Your objective –
Give only the number of lines below that contain the word "text".

Records from a data collection
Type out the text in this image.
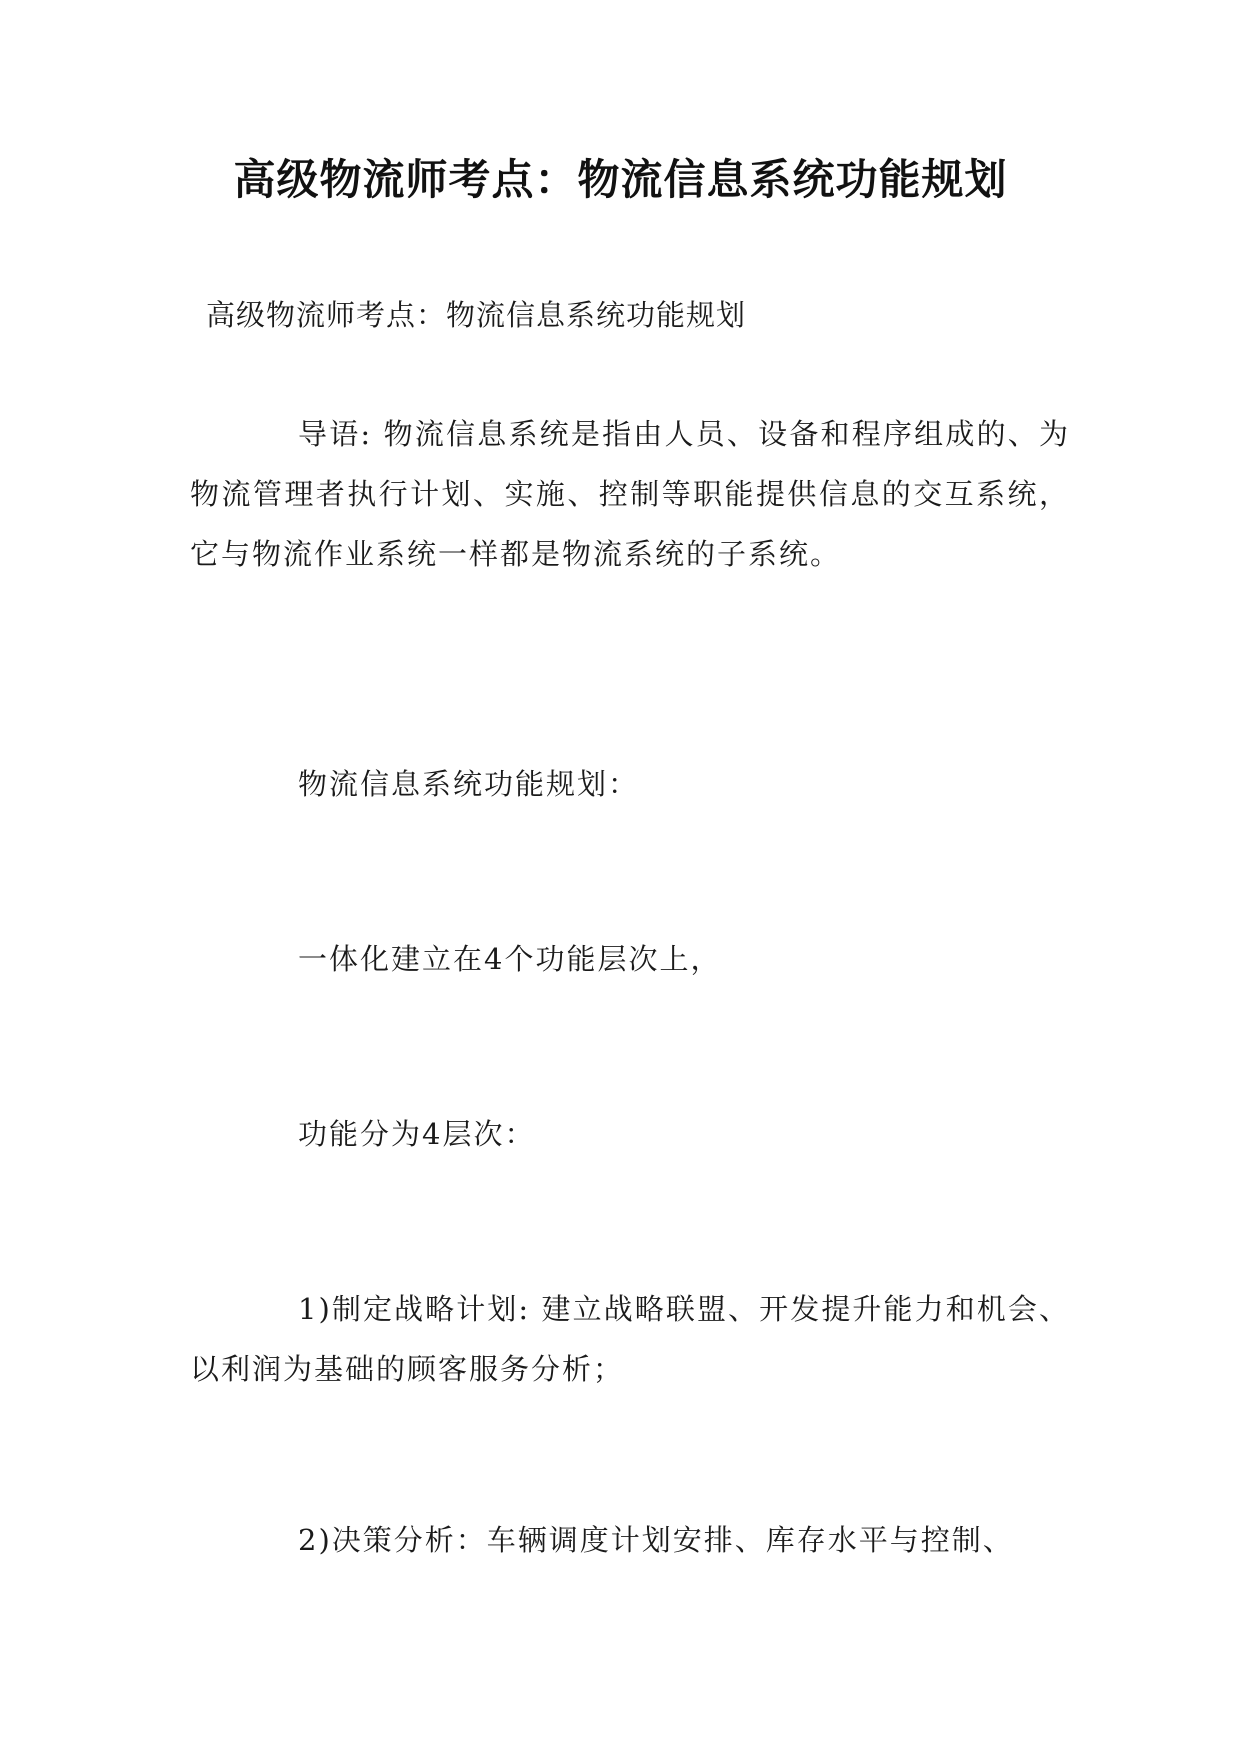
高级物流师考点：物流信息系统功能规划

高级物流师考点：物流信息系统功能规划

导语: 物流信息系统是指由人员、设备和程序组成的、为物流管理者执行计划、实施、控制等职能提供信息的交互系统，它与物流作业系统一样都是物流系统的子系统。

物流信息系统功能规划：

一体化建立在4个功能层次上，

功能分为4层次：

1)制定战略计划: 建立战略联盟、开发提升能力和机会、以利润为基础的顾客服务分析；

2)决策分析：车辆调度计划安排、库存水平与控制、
* * *
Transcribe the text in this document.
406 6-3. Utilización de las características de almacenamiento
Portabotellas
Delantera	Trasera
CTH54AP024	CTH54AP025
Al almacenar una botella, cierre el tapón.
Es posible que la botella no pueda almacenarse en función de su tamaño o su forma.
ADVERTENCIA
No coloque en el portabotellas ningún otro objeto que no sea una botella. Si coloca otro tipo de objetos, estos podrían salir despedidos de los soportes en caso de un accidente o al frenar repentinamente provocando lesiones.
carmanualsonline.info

The result –
2